• _Task_:
What is needed is an exact repeat of the entries, with no pictures in it.
Material to process Block Start
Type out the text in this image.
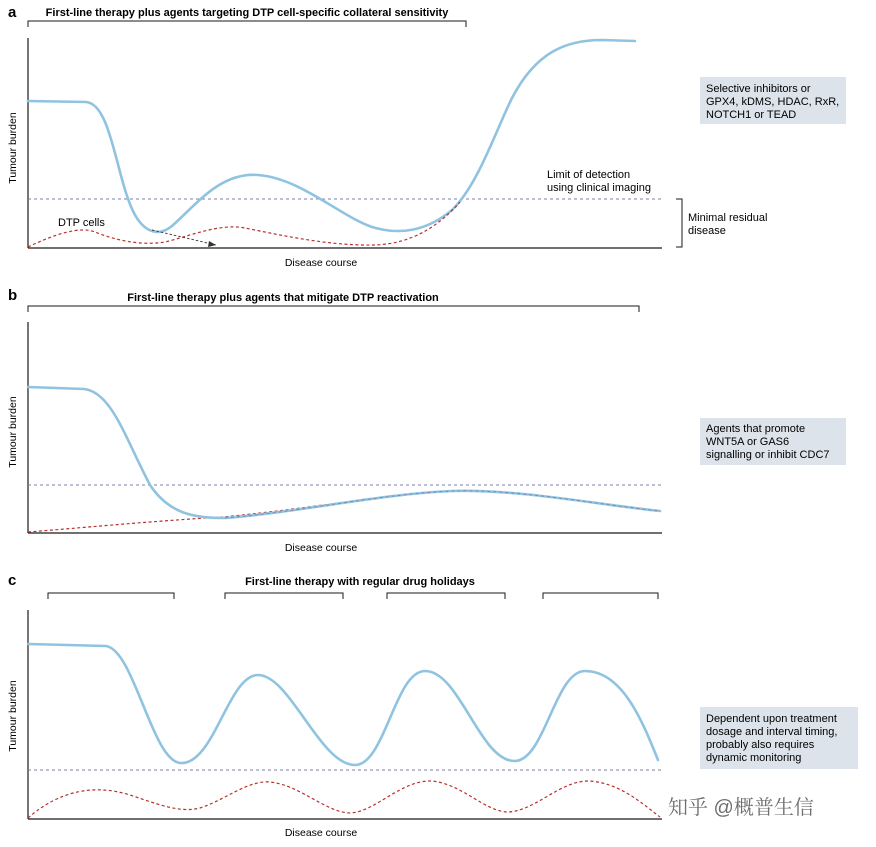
a	First-line therapy plus agents targeting DTP cell-specific collateral sensitivity
Tumour burden
Disease course
DTP cells
Limit of detection
using clinical imaging
Minimal residual
disease
Selective inhibitors or
GPX4, kDMS, HDAC, RxR,
NOTCH1 or TEAD
b	First-line therapy plus agents that mitigate DTP reactivation
Tumour burden
Disease course
Agents that promote
WNT5A or GAS6
signalling or inhibit CDC7
c	First-line therapy with regular drug holidays
Tumour burden
Disease course
Dependent upon treatment
dosage and interval timing,
probably also requires
dynamic monitoring
知乎 @概普生信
Material to process Block End
• _Exercise output_:
Type out the text in this image.
a	First-line therapy plus agents targeting DTP cell-specific collateral sensitivity
Tumour burden
Disease course
DTP cells
Limit of detection
using clinical imaging
Minimal residual
disease
Selective inhibitors or
GPX4, kDMS, HDAC, RxR,
NOTCH1 or TEAD
b	First-line therapy plus agents that mitigate DTP reactivation
Tumour burden
Disease course
Agents that promote
WNT5A or GAS6
signalling or inhibit CDC7
c	First-line therapy with regular drug holidays
Tumour burden
Disease course
Dependent upon treatment
dosage and interval timing,
probably also requires
dynamic monitoring
知乎 @概普生信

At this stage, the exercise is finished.